> What you need to do: Present the material from its first line through the line containing "add-button[interactable]: + xyxy=(181,538,217,574)", both ends included, as a Markdown table with the columns "Row" and "Record": a row number, then the line. Omit blank lines.

--- start of Excerpted data ---

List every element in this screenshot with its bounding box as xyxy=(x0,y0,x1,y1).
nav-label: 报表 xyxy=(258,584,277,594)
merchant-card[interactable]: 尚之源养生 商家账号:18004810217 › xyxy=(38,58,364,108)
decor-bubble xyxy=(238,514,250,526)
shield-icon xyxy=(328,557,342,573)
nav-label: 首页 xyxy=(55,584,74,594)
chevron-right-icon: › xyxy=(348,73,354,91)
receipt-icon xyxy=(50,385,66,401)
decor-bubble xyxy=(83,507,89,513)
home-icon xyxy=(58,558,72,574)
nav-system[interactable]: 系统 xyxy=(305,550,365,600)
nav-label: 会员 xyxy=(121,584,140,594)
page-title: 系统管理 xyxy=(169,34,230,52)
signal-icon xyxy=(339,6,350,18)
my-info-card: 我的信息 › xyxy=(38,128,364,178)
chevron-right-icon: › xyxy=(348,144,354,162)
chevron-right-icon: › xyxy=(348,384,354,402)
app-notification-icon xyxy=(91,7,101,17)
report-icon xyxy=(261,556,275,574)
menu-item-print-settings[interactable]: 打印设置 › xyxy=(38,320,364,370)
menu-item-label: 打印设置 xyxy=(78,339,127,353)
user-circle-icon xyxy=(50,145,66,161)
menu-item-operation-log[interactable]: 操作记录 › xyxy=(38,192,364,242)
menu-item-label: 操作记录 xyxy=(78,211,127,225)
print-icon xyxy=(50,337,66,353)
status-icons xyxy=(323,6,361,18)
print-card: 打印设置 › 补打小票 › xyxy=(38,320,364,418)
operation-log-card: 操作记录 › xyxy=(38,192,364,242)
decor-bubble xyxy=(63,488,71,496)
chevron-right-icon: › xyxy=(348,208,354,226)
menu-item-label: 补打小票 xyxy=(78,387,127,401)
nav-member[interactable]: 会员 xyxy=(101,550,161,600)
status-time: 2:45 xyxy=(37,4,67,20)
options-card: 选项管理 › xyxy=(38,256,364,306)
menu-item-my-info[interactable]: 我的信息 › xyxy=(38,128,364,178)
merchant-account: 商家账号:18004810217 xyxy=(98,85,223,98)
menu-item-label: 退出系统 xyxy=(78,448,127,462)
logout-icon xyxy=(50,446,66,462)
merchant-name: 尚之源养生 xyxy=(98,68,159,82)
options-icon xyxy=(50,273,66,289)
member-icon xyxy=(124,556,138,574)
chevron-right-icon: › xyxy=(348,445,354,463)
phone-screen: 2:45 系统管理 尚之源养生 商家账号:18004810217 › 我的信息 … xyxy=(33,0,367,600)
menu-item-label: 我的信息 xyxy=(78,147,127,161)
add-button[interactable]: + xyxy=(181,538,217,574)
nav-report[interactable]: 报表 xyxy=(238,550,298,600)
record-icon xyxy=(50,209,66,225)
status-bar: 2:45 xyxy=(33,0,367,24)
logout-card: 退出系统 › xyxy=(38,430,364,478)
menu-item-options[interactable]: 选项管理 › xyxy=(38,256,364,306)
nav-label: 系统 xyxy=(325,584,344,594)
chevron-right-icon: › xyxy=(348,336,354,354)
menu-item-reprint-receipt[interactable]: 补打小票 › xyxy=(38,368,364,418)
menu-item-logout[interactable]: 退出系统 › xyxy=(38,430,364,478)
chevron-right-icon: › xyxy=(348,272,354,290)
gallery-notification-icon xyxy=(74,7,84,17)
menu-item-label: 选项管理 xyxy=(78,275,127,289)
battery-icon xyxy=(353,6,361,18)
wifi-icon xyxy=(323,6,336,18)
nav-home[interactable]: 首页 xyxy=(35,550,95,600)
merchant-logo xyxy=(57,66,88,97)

--- end of Excerpted data ---

> The result:
| Row | Record |
|---|---|
| 1 | List every element in this screenshot with its bounding box as xyxy=(x0,y0,x1,y1). |
| 2 | nav-label: 报表 xyxy=(258,584,277,594) |
| 3 | merchant-card[interactable]: 尚之源养生 商家账号:18004810217 › xyxy=(38,58,364,108) |
| 4 | decor-bubble xyxy=(238,514,250,526) |
| 5 | shield-icon xyxy=(328,557,342,573) |
| 6 | nav-label: 首页 xyxy=(55,584,74,594) |
| 7 | chevron-right-icon: › xyxy=(348,73,354,91) |
| 8 | receipt-icon xyxy=(50,385,66,401) |
| 9 | decor-bubble xyxy=(83,507,89,513) |
| 10 | home-icon xyxy=(58,558,72,574) |
| 11 | nav-system[interactable]: 系统 xyxy=(305,550,365,600) |
| 12 | nav-label: 会员 xyxy=(121,584,140,594) |
| 13 | page-title: 系统管理 xyxy=(169,34,230,52) |
| 14 | signal-icon xyxy=(339,6,350,18) |
| 15 | my-info-card: 我的信息 › xyxy=(38,128,364,178) |
| 16 | chevron-right-icon: › xyxy=(348,144,354,162) |
| 17 | chevron-right-icon: › xyxy=(348,384,354,402) |
| 18 | app-notification-icon xyxy=(91,7,101,17) |
| 19 | report-icon xyxy=(261,556,275,574) |
| 20 | menu-item-print-settings[interactable]: 打印设置 › xyxy=(38,320,364,370) |
| 21 | menu-item-label: 打印设置 xyxy=(78,339,127,353) |
| 22 | user-circle-icon xyxy=(50,145,66,161) |
| 23 | menu-item-operation-log[interactable]: 操作记录 › xyxy=(38,192,364,242) |
| 24 | menu-item-label: 操作记录 xyxy=(78,211,127,225) |
| 25 | print-icon xyxy=(50,337,66,353) |
| 26 | status-icons xyxy=(323,6,361,18) |
| 27 | print-card: 打印设置 › 补打小票 › xyxy=(38,320,364,418) |
| 28 | operation-log-card: 操作记录 › xyxy=(38,192,364,242) |
| 29 | decor-bubble xyxy=(63,488,71,496) |
| 30 | chevron-right-icon: › xyxy=(348,208,354,226) |
| 31 | menu-item-label: 补打小票 xyxy=(78,387,127,401) |
| 32 | nav-member[interactable]: 会员 xyxy=(101,550,161,600) |
| 33 | status-time: 2:45 xyxy=(37,4,67,20) |
| 34 | options-card: 选项管理 › xyxy=(38,256,364,306) |
| 35 | menu-item-my-info[interactable]: 我的信息 › xyxy=(38,128,364,178) |
| 36 | merchant-account: 商家账号:18004810217 xyxy=(98,85,223,98) |
| 37 | menu-item-label: 退出系统 xyxy=(78,448,127,462) |
| 38 | logout-icon xyxy=(50,446,66,462) |
| 39 | merchant-name: 尚之源养生 xyxy=(98,68,159,82) |
| 40 | options-icon xyxy=(50,273,66,289) |
| 41 | member-icon xyxy=(124,556,138,574) |
| 42 | chevron-right-icon: › xyxy=(348,445,354,463) |
| 43 | phone-screen: 2:45 系统管理 尚之源养生 商家账号:18004810217 › 我的信息 … xyxy=(33,0,367,600) |
| 44 | menu-item-label: 我的信息 xyxy=(78,147,127,161) |
| 45 | add-button[interactable]: + xyxy=(181,538,217,574) |